(begin)

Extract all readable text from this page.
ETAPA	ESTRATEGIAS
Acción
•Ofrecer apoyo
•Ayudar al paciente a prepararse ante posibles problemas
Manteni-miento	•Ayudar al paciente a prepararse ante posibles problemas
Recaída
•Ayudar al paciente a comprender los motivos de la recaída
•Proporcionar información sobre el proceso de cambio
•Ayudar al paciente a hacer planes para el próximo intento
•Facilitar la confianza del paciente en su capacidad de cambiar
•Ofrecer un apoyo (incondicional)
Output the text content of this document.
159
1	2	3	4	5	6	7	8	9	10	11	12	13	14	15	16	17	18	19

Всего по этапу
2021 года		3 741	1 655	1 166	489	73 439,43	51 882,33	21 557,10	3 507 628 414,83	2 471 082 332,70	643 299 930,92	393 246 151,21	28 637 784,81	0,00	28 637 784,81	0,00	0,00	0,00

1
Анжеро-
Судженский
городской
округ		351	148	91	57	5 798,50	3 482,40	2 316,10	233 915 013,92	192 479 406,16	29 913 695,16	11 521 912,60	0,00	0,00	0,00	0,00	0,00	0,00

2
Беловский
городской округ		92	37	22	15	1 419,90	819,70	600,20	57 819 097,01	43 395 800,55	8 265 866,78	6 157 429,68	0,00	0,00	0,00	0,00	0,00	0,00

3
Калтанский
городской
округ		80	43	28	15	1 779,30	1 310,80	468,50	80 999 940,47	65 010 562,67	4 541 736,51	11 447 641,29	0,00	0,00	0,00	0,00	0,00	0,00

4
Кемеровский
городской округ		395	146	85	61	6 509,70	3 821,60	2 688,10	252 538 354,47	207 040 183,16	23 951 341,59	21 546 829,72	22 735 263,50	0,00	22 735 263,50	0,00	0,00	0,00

(end)

* _Exercise objective_
Go through the listing above and restate it word for word.

* _Response below_
Extract all readable text from this page.
ETAPA	ESTRATEGIAS
Acción
•Ofrecer apoyo
•Ayudar al paciente a prepararse ante posibles problemas
Manteni-miento	•Ayudar al paciente a prepararse ante posibles problemas
Recaída
•Ayudar al paciente a comprender los motivos de la recaída
•Proporcionar información sobre el proceso de cambio
•Ayudar al paciente a hacer planes para el próximo intento
•Facilitar la confianza del paciente en su capacidad de cambiar
•Ofrecer un apoyo (incondicional)
Output the text content of this document.
159
1	2	3	4	5	6	7	8	9	10	11	12	13	14	15	16	17	18	19

Всего по этапу
2021 года		3 741	1 655	1 166	489	73 439,43	51 882,33	21 557,10	3 507 628 414,83	2 471 082 332,70	643 299 930,92	393 246 151,21	28 637 784,81	0,00	28 637 784,81	0,00	0,00	0,00

1
Анжеро-
Судженский
городской
округ		351	148	91	57	5 798,50	3 482,40	2 316,10	233 915 013,92	192 479 406,16	29 913 695,16	11 521 912,60	0,00	0,00	0,00	0,00	0,00	0,00

2
Беловский
городской округ		92	37	22	15	1 419,90	819,70	600,20	57 819 097,01	43 395 800,55	8 265 866,78	6 157 429,68	0,00	0,00	0,00	0,00	0,00	0,00

3
Калтанский
городской
округ		80	43	28	15	1 779,30	1 310,80	468,50	80 999 940,47	65 010 562,67	4 541 736,51	11 447 641,29	0,00	0,00	0,00	0,00	0,00	0,00

4
Кемеровский
городской округ		395	146	85	61	6 509,70	3 821,60	2 688,10	252 538 354,47	207 040 183,16	23 951 341,59	21 546 829,72	22 735 263,50	0,00	22 735 263,50	0,00	0,00	0,00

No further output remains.